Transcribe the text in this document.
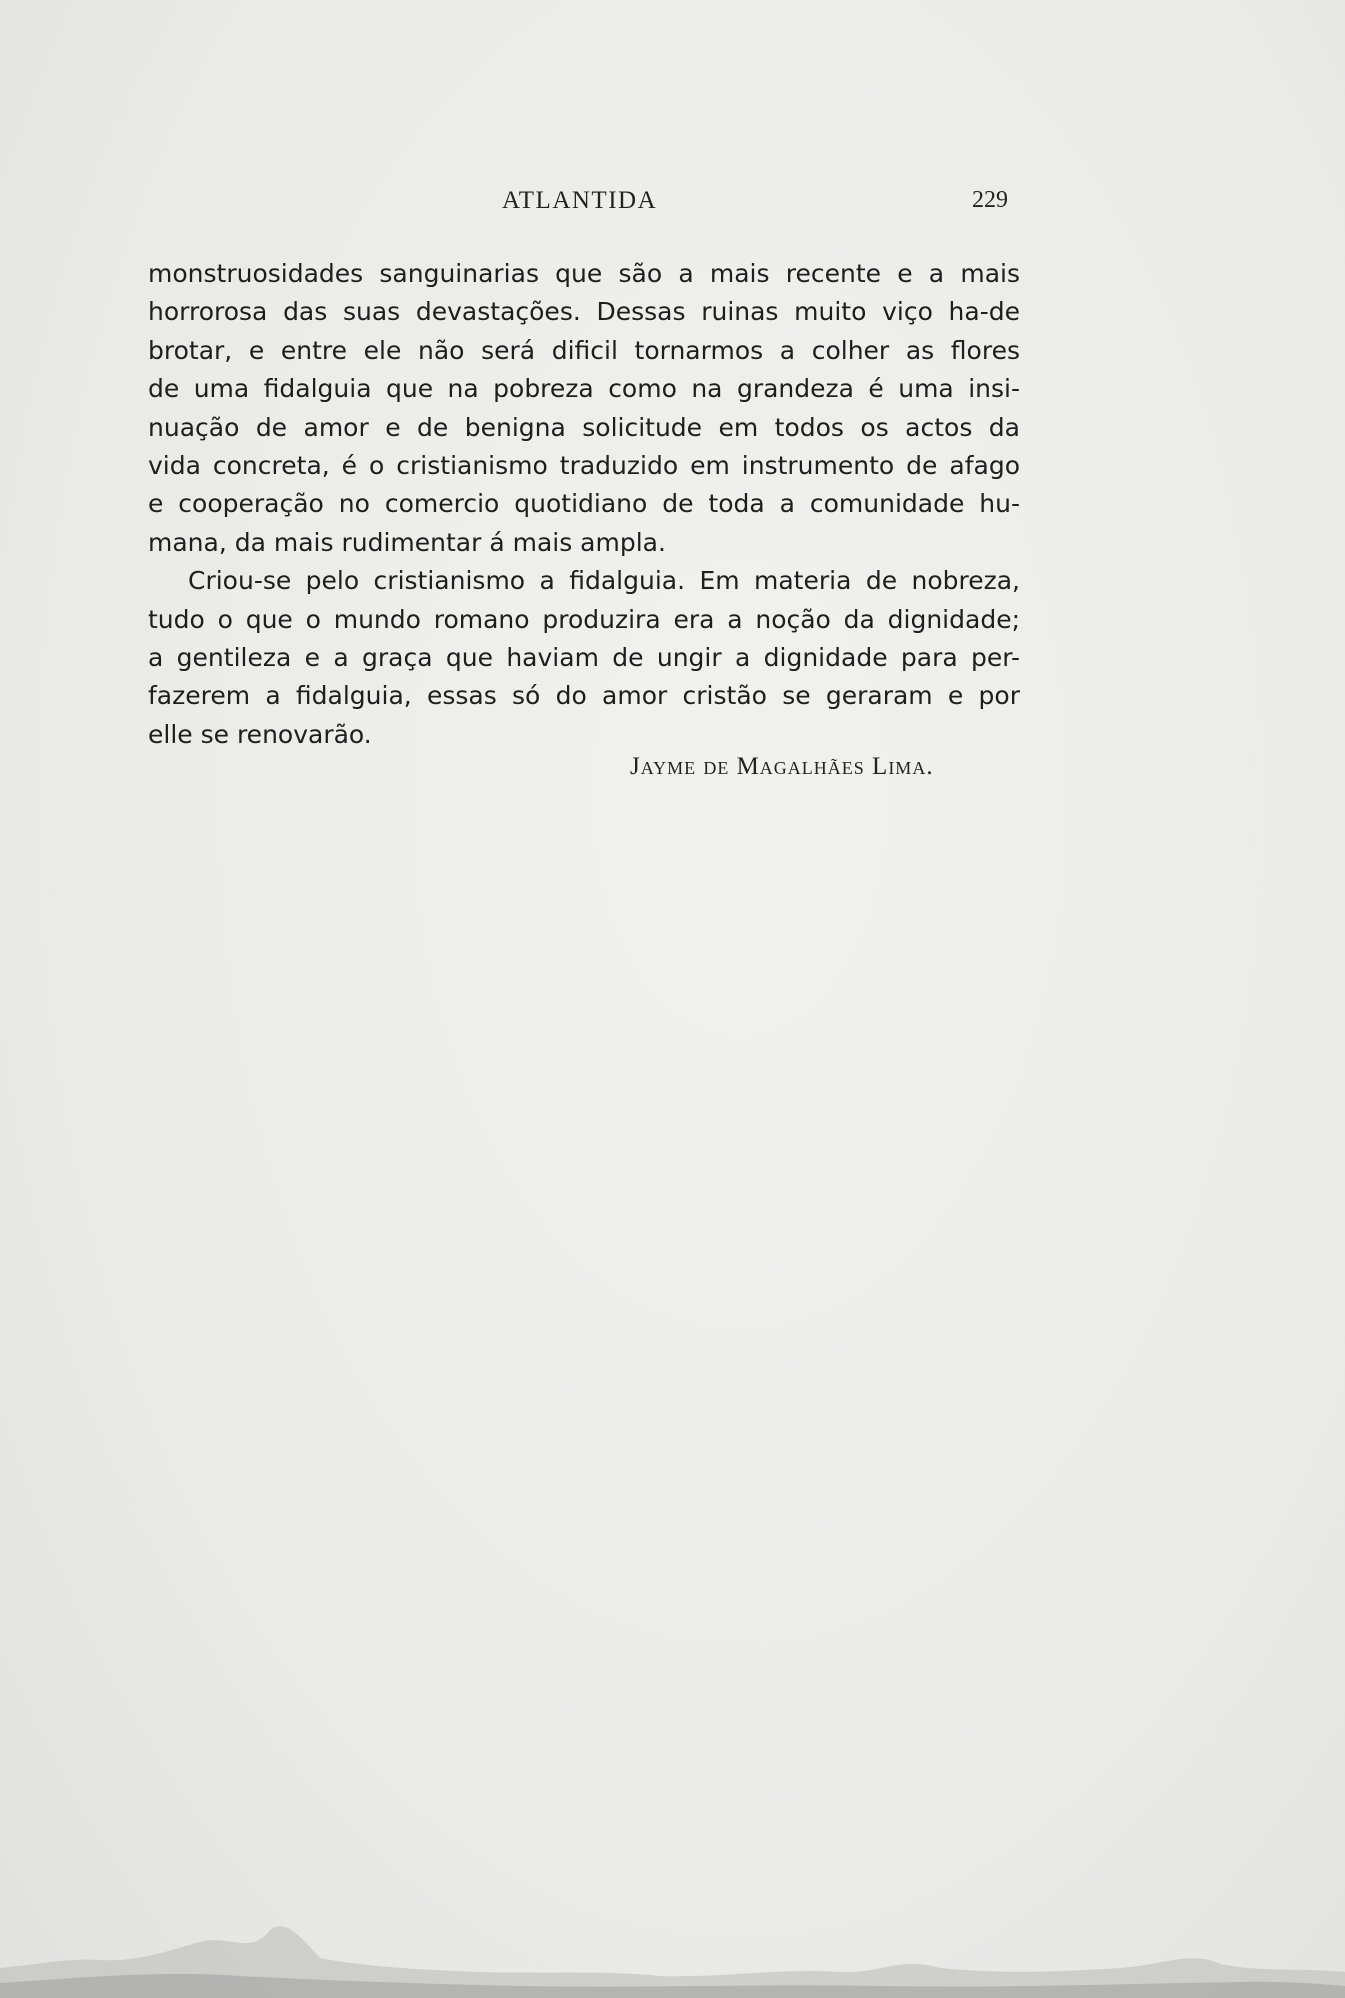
ATLANTIDA	229
monstruosidades sanguinarias que são a mais recente e a mais
horrorosa das suas devastações. Dessas ruinas muito viço ha-de
brotar, e entre ele não será dificil tornarmos a colher as flores
de uma fidalguia que na pobreza como na grandeza é uma insi-
nuação de amor e de benigna solicitude em todos os actos da
vida concreta, é o cristianismo traduzido em instrumento de afago
e cooperação no comercio quotidiano de toda a comunidade hu-
mana, da mais rudimentar á mais ampla.
Criou-se pelo cristianismo a fidalguia. Em materia de nobreza,
tudo o que o mundo romano produzira era a noção da dignidade;
a gentileza e a graça que haviam de ungir a dignidade para per-
fazerem a fidalguia, essas só do amor cristão se geraram e por
elle se renovarão.
Jayme de Magalhães Lima.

Requirement
Take the listing above and restate it word for word, without its pictures.

Solved problem
Transcribe the text in this document.
ATLANTIDA	229
monstruosidades sanguinarias que são a mais recente e a mais
horrorosa das suas devastações. Dessas ruinas muito viço ha-de
brotar, e entre ele não será dificil tornarmos a colher as flores
de uma fidalguia que na pobreza como na grandeza é uma insi-
nuação de amor e de benigna solicitude em todos os actos da
vida concreta, é o cristianismo traduzido em instrumento de afago
e cooperação no comercio quotidiano de toda a comunidade hu-
mana, da mais rudimentar á mais ampla.
Criou-se pelo cristianismo a fidalguia. Em materia de nobreza,
tudo o que o mundo romano produzira era a noção da dignidade;
a gentileza e a graça que haviam de ungir a dignidade para per-
fazerem a fidalguia, essas só do amor cristão se geraram e por
elle se renovarão.
Jayme de Magalhães Lima.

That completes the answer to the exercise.